── Trecho da página
"a-maior-função-do-homem-no-mundo-é-transformar-se-em--literatura" - Reinaldo Santos Neves

quinta-feira, 28 de novembro de 2024

Virgínia Mordida [RESENHA]

 


“Não se associe com gente à toa. Levanta dessa mesa, Virgínia, isso não é enredo pra você.” – Pág. 92

Virgínia é um galho longe da árvore, distanciada por Henrí, um tóxico amor – se é que podemos chamar de amor – que a faz secar lhe tirando o pulsar de suas veias-caule que a ligava à sua família e amigas.

“Minha mãe vive falando que temos de enfeitar o corredor da memória para lembrar que somos livres, senhoras e senhores dos nossos oris, com a permissão dos nossos orixás.” – Pág. 16

‘Virgínia Mordida’ de Jeovanna Vieira tem uma narrativa leve mesmo com uma história marcada por violências, é um dos livros que mais me tirou do chão este ano. Fui passando as páginas, levado por capítulos curtos, de uma forma tão fluida que nem percebi o fim se aproximando.
────
── Entradas da tarefa
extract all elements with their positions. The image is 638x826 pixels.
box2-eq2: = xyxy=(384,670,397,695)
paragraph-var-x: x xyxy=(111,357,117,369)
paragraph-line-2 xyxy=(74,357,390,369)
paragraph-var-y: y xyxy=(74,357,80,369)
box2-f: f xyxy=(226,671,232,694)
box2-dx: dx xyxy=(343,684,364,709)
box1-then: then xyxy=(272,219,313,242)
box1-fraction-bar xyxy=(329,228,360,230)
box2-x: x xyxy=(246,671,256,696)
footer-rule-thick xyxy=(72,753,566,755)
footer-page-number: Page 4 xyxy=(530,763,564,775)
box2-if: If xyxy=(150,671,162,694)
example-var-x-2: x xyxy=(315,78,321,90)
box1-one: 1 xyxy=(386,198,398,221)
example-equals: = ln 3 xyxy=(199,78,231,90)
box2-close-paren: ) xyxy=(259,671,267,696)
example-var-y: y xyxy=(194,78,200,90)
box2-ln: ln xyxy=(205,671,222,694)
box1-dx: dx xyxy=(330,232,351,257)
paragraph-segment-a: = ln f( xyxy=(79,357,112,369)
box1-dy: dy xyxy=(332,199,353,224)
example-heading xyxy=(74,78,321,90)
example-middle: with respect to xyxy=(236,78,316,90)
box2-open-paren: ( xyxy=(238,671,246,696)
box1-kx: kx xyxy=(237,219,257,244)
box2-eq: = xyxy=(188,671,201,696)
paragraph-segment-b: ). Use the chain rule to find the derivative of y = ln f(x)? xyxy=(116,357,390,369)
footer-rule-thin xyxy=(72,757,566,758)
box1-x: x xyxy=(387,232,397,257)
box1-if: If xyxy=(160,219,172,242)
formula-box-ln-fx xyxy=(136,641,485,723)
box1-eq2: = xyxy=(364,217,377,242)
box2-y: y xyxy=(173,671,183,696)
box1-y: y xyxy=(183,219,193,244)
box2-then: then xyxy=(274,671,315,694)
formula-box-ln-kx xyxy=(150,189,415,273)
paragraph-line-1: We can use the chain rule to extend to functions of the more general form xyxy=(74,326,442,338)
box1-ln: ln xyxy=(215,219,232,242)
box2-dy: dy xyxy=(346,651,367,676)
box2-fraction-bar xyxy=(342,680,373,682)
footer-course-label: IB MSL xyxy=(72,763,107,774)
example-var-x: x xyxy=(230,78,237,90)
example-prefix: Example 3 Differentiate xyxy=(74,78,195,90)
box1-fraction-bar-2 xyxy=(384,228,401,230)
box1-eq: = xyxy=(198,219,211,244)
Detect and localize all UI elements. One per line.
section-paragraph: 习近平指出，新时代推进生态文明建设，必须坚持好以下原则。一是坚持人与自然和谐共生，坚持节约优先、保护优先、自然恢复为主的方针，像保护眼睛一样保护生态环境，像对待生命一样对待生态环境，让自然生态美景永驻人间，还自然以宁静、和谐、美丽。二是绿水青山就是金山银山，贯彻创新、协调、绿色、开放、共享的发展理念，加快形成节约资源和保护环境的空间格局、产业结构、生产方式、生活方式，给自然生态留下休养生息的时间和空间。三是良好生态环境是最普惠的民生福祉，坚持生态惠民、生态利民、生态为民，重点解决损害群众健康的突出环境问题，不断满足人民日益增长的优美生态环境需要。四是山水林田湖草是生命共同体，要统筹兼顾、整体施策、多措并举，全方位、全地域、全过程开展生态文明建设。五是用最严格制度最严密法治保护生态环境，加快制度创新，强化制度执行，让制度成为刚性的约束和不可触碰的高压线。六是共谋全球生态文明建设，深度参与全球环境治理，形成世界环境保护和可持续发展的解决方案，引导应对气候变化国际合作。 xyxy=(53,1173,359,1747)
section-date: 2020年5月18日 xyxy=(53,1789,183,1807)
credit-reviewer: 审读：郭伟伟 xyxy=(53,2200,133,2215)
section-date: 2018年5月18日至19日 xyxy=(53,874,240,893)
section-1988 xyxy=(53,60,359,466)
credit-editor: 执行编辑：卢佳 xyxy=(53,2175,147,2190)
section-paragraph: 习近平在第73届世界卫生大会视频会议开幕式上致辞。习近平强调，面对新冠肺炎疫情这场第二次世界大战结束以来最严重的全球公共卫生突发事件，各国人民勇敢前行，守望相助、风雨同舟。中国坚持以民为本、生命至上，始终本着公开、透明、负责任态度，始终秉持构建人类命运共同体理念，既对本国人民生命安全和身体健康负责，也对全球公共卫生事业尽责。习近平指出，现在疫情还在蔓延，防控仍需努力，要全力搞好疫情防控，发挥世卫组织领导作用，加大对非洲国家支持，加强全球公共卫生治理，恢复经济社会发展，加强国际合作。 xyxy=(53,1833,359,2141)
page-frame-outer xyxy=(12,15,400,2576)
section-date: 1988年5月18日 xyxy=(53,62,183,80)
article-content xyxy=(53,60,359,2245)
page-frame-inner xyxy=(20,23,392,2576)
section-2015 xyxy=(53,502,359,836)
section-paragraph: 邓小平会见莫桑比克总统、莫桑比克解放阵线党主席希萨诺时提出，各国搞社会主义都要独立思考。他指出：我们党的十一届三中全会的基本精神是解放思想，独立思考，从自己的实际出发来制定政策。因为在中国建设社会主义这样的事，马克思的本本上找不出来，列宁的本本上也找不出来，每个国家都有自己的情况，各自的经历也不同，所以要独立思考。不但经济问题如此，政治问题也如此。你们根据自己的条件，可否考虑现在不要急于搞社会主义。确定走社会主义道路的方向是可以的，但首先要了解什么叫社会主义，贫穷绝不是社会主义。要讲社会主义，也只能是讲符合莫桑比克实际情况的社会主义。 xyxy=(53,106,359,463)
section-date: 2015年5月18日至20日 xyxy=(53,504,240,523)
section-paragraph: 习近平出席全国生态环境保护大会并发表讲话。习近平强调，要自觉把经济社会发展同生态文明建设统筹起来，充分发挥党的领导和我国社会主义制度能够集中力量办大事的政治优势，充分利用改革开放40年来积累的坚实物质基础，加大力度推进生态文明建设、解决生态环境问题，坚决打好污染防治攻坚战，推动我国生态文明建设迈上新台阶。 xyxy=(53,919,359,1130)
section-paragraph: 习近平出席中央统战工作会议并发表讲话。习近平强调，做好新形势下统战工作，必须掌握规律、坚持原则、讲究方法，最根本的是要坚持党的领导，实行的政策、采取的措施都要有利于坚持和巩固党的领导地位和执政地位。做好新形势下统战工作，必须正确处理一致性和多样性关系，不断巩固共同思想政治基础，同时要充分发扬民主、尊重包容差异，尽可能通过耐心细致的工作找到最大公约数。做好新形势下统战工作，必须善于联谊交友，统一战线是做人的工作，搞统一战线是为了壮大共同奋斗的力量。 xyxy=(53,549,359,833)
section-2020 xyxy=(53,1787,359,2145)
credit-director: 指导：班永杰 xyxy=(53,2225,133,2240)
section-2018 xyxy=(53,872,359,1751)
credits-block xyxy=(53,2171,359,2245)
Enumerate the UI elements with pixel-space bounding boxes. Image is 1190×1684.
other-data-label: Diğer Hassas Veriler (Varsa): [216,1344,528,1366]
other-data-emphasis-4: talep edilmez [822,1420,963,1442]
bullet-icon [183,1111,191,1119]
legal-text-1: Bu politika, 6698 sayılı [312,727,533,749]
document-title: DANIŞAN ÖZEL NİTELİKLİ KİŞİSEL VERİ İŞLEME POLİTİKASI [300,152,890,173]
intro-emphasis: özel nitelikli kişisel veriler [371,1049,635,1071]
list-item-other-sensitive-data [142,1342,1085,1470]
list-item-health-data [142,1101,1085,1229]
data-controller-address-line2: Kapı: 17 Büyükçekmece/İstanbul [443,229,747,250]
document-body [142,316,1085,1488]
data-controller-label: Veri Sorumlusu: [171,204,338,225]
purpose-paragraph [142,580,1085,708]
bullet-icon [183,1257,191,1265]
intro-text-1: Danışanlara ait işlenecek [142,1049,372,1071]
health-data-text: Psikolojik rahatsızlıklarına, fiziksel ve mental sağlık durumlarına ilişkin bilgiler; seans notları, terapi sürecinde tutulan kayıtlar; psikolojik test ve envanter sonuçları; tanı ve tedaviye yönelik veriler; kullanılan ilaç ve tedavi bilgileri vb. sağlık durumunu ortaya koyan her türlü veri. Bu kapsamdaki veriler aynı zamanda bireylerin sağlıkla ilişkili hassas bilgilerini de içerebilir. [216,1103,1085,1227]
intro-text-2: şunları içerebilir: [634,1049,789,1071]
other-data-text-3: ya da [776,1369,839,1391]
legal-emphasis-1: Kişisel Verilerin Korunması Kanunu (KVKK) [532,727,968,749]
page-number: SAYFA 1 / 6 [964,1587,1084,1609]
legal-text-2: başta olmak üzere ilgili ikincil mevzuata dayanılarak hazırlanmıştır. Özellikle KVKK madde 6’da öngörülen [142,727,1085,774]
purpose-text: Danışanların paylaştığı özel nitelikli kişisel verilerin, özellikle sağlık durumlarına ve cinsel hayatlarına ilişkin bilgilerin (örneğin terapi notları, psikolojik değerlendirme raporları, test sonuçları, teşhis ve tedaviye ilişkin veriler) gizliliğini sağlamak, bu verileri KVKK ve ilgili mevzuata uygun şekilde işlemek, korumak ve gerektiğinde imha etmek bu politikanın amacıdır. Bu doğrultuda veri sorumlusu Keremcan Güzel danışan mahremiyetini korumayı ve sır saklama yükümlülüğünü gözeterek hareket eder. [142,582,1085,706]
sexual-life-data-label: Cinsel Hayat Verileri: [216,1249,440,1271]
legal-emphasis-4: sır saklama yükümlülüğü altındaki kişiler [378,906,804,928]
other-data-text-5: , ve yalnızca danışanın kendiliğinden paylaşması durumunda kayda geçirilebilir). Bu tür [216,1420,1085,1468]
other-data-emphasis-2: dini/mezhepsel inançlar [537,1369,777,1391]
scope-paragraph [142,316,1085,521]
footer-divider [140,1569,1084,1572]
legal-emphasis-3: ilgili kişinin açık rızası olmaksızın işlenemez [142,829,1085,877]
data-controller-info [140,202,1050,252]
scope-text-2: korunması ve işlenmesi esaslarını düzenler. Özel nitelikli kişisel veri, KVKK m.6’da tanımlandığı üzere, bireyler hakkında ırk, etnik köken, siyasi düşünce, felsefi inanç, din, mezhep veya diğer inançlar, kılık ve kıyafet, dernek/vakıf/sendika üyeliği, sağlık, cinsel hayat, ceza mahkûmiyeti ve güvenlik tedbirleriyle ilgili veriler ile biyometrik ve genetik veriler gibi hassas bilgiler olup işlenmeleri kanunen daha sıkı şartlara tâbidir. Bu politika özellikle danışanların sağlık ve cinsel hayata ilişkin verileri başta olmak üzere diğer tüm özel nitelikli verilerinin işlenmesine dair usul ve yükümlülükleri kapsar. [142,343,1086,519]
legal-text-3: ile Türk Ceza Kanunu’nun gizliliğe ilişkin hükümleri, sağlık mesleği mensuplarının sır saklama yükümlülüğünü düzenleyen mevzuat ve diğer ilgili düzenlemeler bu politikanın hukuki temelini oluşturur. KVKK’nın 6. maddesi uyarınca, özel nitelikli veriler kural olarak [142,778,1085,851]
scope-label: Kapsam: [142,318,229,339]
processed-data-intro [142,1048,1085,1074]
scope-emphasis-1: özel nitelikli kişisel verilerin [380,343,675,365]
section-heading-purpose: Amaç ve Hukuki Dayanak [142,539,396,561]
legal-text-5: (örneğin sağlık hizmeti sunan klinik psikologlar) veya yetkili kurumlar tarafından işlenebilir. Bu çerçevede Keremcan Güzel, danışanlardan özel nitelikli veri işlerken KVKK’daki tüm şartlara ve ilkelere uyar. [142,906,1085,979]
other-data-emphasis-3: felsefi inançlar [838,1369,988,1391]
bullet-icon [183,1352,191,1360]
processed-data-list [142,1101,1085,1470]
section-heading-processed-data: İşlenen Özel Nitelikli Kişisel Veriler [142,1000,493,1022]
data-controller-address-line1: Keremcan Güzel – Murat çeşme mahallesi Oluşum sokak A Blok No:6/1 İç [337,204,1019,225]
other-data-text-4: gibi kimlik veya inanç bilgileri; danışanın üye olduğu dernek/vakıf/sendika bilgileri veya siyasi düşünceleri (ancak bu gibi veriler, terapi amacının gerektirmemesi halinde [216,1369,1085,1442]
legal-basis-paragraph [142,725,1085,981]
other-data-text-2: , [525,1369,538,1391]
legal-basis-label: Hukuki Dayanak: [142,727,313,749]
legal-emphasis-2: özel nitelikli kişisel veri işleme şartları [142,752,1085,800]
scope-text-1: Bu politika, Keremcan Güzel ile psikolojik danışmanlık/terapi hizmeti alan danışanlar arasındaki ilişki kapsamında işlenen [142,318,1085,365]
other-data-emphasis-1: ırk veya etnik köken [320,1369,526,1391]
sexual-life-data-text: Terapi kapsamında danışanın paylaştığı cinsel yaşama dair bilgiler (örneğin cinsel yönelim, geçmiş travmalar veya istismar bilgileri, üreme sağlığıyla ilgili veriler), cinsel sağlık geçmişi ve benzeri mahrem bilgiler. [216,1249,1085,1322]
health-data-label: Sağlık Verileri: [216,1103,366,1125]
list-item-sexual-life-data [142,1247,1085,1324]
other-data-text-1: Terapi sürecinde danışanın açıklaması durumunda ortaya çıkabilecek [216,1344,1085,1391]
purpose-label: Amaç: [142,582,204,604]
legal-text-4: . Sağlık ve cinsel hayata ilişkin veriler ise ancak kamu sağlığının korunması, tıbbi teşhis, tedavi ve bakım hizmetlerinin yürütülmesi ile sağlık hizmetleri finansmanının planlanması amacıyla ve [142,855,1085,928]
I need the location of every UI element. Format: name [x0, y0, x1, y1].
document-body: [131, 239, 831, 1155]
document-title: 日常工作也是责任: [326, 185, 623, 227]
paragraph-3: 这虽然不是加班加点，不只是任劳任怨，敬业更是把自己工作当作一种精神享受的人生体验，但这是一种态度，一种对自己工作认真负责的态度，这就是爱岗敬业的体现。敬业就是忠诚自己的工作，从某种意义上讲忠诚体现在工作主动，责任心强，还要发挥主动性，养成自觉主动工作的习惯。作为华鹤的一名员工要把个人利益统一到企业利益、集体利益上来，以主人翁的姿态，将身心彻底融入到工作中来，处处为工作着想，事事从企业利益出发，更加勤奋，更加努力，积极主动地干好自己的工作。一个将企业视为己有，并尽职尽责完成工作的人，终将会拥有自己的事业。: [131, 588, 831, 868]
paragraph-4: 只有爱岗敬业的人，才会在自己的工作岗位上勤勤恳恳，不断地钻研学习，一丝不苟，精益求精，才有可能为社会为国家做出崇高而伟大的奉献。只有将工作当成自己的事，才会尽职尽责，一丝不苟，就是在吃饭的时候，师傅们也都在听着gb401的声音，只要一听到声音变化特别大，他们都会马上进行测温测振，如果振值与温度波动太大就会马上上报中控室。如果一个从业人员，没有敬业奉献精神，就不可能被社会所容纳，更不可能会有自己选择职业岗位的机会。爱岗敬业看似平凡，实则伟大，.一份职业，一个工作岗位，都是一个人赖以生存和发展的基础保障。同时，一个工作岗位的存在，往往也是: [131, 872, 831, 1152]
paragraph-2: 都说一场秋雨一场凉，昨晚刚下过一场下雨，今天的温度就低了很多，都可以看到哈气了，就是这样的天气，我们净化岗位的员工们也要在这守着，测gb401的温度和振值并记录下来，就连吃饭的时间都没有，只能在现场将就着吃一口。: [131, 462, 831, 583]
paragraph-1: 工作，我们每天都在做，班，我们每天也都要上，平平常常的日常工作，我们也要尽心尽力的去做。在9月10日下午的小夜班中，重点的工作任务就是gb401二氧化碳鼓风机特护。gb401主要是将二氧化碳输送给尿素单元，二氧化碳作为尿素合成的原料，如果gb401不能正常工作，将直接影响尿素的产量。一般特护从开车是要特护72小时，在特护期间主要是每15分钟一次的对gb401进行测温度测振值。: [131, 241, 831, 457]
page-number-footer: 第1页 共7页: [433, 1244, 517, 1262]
────
Conjunto de tarefas:
**1.** Devolva sem nenhuma mudança as linhas das entradas, começando pela primeira e terminando na linha que contém "Detect and localize", com as duas pontas incluídas.
**2.** Leve adiante a resenha sobre Virgínia Mordida a partir do ponto em que ela para.
As entradas não têm nenhuma relação com a resenha.

Respostas do exercício:
**1.**
extract all elements with their positions. The image is 638x826 pixels.
box2-eq2: = xyxy=(384,670,397,695)
paragraph-var-x: x xyxy=(111,357,117,369)
paragraph-line-2 xyxy=(74,357,390,369)
paragraph-var-y: y xyxy=(74,357,80,369)
box2-f: f xyxy=(226,671,232,694)
box2-dx: dx xyxy=(343,684,364,709)
box1-then: then xyxy=(272,219,313,242)
box1-fraction-bar xyxy=(329,228,360,230)
box2-x: x xyxy=(246,671,256,696)
footer-rule-thick xyxy=(72,753,566,755)
footer-page-number: Page 4 xyxy=(530,763,564,775)
box2-if: If xyxy=(150,671,162,694)
example-var-x-2: x xyxy=(315,78,321,90)
box1-one: 1 xyxy=(386,198,398,221)
example-equals: = ln 3 xyxy=(199,78,231,90)
box2-close-paren: ) xyxy=(259,671,267,696)
example-var-y: y xyxy=(194,78,200,90)
box2-ln: ln xyxy=(205,671,222,694)
box1-dx: dx xyxy=(330,232,351,257)
paragraph-segment-a: = ln f( xyxy=(79,357,112,369)
box1-dy: dy xyxy=(332,199,353,224)
example-heading xyxy=(74,78,321,90)
example-middle: with respect to xyxy=(236,78,316,90)
box2-open-paren: ( xyxy=(238,671,246,696)
box1-kx: kx xyxy=(237,219,257,244)
box2-eq: = xyxy=(188,671,201,696)
paragraph-segment-b: ). Use the chain rule to find the derivative of y = ln f(x)? xyxy=(116,357,390,369)
footer-rule-thin xyxy=(72,757,566,758)
box1-x: x xyxy=(387,232,397,257)
box1-if: If xyxy=(160,219,172,242)
formula-box-ln-fx xyxy=(136,641,485,723)
box1-eq2: = xyxy=(364,217,377,242)
box2-y: y xyxy=(173,671,183,696)
box1-y: y xyxy=(183,219,193,244)
box2-then: then xyxy=(274,671,315,694)
formula-box-ln-kx xyxy=(150,189,415,273)
paragraph-line-1: We can use the chain rule to extend to functions of the more general form xyxy=(74,326,442,338)
box1-ln: ln xyxy=(215,219,232,242)
box2-dy: dy xyxy=(346,651,367,676)
box2-fraction-bar xyxy=(342,680,373,682)
footer-course-label: IB MSL xyxy=(72,763,107,774)
example-var-x: x xyxy=(230,78,237,90)
example-prefix: Example 3 Differentiate xyxy=(74,78,195,90)
box1-fraction-bar-2 xyxy=(384,228,401,230)
box1-eq: = xyxy=(198,219,211,244)
Detect and localize all UI elements. One per line.

**2.**
“Meço a extensão dos sorrisos ou o volume das gargalhadas que poderiam disparar combate. O que me faria gargalhar, senão ele? Me calar acabou sendo a estratégia mais eficaz na tentativa de seguir caminhando com Henrí, circundando esse abismo.
Todo dia eu sigo aguentando um pouco mais.” – Pág. 144

O livro é permeado de representatividade; com referências afro-brasileiras, menções aos orixás e a religião, a diáspora, fala muito sobre memória e ancestralidade. O feminismo aqui representado em mulheres se apoiando além do sangue, irmãs por Benedita, enfrentando o patriarcado em forma do ‘amor’ idealizado, mas não só.

Foi cedendo cada dia mais que a personagem principal vai se descolando de suas raízes e da árvore que te protegia, te dava a firmeza que todo corpo precisa para viver.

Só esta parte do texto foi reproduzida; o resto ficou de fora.